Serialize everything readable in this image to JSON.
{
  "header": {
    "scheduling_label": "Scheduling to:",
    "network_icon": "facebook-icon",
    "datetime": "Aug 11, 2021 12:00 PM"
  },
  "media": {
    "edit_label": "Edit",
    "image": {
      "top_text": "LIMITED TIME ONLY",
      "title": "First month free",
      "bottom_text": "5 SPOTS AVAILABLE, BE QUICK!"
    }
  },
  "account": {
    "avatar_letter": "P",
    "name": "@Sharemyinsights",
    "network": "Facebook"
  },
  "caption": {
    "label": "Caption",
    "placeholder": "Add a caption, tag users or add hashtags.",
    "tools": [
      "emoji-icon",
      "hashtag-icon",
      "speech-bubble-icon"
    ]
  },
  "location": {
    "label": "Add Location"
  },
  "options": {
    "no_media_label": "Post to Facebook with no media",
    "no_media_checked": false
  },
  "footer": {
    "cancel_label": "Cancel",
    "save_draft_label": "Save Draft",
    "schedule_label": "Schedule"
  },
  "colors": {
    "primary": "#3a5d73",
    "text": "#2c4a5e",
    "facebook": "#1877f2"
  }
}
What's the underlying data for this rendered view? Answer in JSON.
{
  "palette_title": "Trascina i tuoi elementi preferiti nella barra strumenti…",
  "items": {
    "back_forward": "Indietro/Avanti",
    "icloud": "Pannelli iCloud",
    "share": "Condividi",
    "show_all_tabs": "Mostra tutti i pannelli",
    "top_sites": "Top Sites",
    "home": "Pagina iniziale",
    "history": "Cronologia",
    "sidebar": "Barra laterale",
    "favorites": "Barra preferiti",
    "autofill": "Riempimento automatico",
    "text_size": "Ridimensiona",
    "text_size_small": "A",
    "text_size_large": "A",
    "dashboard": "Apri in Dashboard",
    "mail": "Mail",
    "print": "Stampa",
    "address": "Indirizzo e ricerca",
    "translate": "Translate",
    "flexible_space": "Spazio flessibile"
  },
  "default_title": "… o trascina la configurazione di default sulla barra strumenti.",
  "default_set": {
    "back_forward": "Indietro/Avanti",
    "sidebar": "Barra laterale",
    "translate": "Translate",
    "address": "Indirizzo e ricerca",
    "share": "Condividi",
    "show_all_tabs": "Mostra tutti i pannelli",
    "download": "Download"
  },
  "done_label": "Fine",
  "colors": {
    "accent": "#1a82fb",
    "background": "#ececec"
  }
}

======

● **WRITTEN EXERCISE**: Write out every record, exactly as written.

● **TASK RESPONSE**:
Serialize everything readable in this image to JSON.
{
  "header": {
    "scheduling_label": "Scheduling to:",
    "network_icon": "facebook-icon",
    "datetime": "Aug 11, 2021 12:00 PM"
  },
  "media": {
    "edit_label": "Edit",
    "image": {
      "top_text": "LIMITED TIME ONLY",
      "title": "First month free",
      "bottom_text": "5 SPOTS AVAILABLE, BE QUICK!"
    }
  },
  "account": {
    "avatar_letter": "P",
    "name": "@Sharemyinsights",
    "network": "Facebook"
  },
  "caption": {
    "label": "Caption",
    "placeholder": "Add a caption, tag users or add hashtags.",
    "tools": [
      "emoji-icon",
      "hashtag-icon",
      "speech-bubble-icon"
    ]
  },
  "location": {
    "label": "Add Location"
  },
  "options": {
    "no_media_label": "Post to Facebook with no media",
    "no_media_checked": false
  },
  "footer": {
    "cancel_label": "Cancel",
    "save_draft_label": "Save Draft",
    "schedule_label": "Schedule"
  },
  "colors": {
    "primary": "#3a5d73",
    "text": "#2c4a5e",
    "facebook": "#1877f2"
  }
}
What's the underlying data for this rendered view? Answer in JSON.
{
  "palette_title": "Trascina i tuoi elementi preferiti nella barra strumenti…",
  "items": {
    "back_forward": "Indietro/Avanti",
    "icloud": "Pannelli iCloud",
    "share": "Condividi",
    "show_all_tabs": "Mostra tutti i pannelli",
    "top_sites": "Top Sites",
    "home": "Pagina iniziale",
    "history": "Cronologia",
    "sidebar": "Barra laterale",
    "favorites": "Barra preferiti",
    "autofill": "Riempimento automatico",
    "text_size": "Ridimensiona",
    "text_size_small": "A",
    "text_size_large": "A",
    "dashboard": "Apri in Dashboard",
    "mail": "Mail",
    "print": "Stampa",
    "address": "Indirizzo e ricerca",
    "translate": "Translate",
    "flexible_space": "Spazio flessibile"
  },
  "default_title": "… o trascina la configurazione di default sulla barra strumenti.",
  "default_set": {
    "back_forward": "Indietro/Avanti",
    "sidebar": "Barra laterale",
    "translate": "Translate",
    "address": "Indirizzo e ricerca",
    "share": "Condividi",
    "show_all_tabs": "Mostra tutti i pannelli",
    "download": "Download"
  },
  "done_label": "Fine",
  "colors": {
    "accent": "#1a82fb",
    "background": "#ececec"
  }
}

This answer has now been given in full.